Filter the listing and keep only the lines with the word "Thursday".

=== DATA ROWS ===

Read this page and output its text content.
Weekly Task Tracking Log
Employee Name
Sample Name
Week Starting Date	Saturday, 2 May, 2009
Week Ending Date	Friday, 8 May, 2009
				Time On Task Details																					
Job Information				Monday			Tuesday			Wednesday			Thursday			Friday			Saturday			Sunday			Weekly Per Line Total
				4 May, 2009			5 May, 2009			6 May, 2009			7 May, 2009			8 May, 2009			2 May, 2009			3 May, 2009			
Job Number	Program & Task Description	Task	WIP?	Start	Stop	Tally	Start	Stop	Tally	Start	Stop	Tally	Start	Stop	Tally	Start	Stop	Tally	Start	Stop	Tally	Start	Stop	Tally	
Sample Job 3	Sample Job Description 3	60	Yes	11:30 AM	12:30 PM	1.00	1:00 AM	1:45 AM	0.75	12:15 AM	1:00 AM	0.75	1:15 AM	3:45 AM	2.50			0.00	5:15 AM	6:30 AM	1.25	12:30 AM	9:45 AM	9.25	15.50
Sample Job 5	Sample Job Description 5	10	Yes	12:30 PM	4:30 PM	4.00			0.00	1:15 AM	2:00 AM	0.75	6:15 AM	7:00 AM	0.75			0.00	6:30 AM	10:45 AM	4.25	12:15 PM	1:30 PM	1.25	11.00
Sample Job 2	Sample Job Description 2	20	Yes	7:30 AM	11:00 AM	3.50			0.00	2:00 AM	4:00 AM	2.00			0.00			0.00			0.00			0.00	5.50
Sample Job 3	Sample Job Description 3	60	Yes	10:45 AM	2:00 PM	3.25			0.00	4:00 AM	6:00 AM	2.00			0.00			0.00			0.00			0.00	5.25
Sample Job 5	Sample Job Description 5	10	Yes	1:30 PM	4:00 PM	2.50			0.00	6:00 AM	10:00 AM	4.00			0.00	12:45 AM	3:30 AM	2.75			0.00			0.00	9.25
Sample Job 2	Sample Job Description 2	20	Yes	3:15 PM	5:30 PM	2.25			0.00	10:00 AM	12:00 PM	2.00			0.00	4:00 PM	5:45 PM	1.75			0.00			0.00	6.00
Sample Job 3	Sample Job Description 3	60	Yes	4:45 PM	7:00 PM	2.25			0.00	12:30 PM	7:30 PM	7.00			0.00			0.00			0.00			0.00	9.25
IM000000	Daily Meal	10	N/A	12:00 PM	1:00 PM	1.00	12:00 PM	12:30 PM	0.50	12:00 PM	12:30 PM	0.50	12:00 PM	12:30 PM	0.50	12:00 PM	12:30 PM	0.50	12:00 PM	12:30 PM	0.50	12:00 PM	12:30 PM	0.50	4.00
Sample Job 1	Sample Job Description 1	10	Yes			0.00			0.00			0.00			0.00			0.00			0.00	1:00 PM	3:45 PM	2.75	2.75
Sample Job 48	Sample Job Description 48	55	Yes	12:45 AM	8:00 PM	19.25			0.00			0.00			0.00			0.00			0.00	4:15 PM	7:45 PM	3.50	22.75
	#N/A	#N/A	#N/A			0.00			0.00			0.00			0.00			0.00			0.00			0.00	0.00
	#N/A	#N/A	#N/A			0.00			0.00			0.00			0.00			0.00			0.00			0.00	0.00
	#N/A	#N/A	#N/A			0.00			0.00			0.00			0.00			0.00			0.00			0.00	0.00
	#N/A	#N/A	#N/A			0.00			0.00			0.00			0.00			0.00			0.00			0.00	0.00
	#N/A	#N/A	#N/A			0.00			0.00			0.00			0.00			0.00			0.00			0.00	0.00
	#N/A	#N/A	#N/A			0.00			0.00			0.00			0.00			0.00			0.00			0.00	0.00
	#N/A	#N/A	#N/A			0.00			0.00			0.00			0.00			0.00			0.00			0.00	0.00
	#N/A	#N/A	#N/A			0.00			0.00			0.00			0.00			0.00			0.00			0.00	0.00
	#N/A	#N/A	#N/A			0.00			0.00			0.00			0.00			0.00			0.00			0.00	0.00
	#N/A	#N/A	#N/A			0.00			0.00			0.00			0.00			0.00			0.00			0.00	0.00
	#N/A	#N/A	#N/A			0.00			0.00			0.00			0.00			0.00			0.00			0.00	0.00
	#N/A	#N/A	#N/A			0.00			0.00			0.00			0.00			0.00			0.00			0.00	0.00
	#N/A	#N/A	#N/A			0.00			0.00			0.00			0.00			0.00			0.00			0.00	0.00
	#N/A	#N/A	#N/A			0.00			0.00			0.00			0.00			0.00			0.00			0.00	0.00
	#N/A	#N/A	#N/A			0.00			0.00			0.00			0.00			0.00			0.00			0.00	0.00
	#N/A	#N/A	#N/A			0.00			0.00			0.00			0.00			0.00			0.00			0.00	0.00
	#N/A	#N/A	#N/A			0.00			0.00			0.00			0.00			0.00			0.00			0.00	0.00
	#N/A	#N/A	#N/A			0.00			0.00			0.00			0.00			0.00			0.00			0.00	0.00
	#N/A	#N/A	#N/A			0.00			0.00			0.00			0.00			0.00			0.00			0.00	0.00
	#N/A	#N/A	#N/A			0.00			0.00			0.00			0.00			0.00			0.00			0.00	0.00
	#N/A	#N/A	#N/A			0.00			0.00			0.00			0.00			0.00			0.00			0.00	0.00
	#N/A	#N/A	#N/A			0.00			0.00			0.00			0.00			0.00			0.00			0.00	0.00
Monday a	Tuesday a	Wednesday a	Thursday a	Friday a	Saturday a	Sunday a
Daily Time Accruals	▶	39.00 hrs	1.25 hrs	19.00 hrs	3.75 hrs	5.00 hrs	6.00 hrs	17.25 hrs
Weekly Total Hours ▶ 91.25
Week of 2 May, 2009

===

◆ IN RESPONSE:
Job Information				Monday			Tuesday			Wednesday			Thursday			Friday			Saturday			Sunday			Weekly Per Line Total
Monday a	Tuesday a	Wednesday a	Thursday a	Friday a	Saturday a	Sunday a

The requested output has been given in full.